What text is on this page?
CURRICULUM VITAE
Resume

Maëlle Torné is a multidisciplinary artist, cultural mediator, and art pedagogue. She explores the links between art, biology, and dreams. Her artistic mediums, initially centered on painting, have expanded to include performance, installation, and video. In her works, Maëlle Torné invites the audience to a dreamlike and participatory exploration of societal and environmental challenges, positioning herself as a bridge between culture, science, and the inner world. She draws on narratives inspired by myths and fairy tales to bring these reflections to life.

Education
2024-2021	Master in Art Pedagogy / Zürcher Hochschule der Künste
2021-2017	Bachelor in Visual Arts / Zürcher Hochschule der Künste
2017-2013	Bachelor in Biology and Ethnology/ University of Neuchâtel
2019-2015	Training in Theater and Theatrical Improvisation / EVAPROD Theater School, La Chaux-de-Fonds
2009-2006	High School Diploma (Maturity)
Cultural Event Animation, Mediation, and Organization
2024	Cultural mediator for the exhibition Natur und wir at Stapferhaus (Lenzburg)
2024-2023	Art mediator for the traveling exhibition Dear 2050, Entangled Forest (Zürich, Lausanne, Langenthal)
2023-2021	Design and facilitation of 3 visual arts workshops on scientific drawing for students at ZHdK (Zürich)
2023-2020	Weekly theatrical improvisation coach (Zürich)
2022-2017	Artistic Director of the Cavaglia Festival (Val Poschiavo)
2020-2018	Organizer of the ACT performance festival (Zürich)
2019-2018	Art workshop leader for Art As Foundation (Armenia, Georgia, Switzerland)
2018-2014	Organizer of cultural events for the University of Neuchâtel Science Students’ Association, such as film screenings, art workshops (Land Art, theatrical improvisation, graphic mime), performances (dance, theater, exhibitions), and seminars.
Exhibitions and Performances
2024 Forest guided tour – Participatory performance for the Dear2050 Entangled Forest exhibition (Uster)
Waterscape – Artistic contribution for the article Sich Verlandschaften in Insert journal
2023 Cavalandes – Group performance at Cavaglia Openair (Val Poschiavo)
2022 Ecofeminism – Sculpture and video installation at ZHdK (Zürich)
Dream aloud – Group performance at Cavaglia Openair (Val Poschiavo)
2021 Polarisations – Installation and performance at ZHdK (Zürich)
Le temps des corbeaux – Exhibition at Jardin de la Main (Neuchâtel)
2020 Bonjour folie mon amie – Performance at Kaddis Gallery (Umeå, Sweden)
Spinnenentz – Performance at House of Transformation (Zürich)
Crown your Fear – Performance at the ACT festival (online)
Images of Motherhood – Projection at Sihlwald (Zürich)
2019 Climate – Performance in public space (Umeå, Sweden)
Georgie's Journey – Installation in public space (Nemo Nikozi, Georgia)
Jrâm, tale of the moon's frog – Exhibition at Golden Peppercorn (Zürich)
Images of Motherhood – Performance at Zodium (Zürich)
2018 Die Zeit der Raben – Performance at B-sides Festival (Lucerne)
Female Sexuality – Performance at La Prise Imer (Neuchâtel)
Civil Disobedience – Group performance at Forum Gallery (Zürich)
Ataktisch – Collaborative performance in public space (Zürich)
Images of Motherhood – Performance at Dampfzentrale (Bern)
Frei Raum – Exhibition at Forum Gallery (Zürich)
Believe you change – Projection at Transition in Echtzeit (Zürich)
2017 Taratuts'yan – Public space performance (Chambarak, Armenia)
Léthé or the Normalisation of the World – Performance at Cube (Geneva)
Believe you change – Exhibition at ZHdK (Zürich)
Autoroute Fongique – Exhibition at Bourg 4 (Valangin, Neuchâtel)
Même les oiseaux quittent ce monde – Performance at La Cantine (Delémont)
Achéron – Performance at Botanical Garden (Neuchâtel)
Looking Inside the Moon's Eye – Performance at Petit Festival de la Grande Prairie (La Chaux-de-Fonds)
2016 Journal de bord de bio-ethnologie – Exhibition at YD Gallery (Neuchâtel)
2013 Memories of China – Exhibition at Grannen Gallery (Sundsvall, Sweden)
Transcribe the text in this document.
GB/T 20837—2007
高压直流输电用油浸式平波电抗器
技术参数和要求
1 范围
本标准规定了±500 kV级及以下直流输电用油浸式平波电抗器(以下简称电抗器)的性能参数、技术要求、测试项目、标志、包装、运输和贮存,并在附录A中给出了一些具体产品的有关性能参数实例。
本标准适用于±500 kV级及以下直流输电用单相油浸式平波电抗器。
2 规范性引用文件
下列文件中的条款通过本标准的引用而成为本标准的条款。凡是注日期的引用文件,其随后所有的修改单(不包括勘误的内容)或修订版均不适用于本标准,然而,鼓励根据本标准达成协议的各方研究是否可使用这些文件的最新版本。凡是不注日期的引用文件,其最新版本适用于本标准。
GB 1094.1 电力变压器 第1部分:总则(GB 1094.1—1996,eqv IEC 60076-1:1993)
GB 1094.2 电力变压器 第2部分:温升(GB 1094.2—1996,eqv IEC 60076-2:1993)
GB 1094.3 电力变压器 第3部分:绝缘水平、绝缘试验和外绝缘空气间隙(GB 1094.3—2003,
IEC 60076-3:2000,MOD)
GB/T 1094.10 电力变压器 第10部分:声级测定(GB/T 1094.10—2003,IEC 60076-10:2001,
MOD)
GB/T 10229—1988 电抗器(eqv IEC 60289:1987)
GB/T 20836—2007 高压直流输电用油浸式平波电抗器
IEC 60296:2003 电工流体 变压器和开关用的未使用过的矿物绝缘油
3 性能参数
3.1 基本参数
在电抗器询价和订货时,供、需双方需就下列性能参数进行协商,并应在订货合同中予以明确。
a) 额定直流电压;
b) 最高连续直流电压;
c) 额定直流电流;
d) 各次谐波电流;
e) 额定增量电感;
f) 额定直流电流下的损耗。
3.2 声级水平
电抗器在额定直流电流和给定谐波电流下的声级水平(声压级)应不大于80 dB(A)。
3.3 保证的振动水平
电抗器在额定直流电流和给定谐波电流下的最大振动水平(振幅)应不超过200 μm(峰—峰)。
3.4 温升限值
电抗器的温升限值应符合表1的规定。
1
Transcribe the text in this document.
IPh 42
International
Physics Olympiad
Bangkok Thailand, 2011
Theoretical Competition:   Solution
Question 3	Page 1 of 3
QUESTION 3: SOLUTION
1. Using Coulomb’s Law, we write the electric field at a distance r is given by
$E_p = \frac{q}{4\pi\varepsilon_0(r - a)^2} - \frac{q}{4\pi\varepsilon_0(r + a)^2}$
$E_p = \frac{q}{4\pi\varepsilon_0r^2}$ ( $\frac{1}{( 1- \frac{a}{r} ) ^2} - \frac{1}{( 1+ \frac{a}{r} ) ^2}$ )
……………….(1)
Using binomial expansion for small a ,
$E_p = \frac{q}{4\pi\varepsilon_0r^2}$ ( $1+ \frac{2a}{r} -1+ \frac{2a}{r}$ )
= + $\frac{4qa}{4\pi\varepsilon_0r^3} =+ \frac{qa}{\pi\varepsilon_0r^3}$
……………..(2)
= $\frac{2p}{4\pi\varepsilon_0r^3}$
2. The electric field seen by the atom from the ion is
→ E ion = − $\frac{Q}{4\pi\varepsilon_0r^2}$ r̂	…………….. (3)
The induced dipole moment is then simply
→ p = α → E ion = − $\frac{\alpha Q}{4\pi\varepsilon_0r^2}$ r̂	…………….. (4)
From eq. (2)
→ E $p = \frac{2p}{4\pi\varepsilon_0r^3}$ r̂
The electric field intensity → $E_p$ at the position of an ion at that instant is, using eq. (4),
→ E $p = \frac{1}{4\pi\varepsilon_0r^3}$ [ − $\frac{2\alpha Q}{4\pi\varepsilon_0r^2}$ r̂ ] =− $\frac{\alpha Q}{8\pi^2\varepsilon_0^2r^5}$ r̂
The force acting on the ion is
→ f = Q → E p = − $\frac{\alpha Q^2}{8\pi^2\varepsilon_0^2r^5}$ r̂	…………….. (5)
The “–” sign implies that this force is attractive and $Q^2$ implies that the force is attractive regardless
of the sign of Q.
┄┄┄┄┄┄
== Task details ==
Take every line above carrying "Group" and return it.

== Task output ==
2023 Cavalandes – Group performance at Cavaglia Openair (Val Poschiavo)
Dream aloud – Group performance at Cavaglia Openair (Val Poschiavo)
Civil Disobedience – Group performance at Forum Gallery (Zürich)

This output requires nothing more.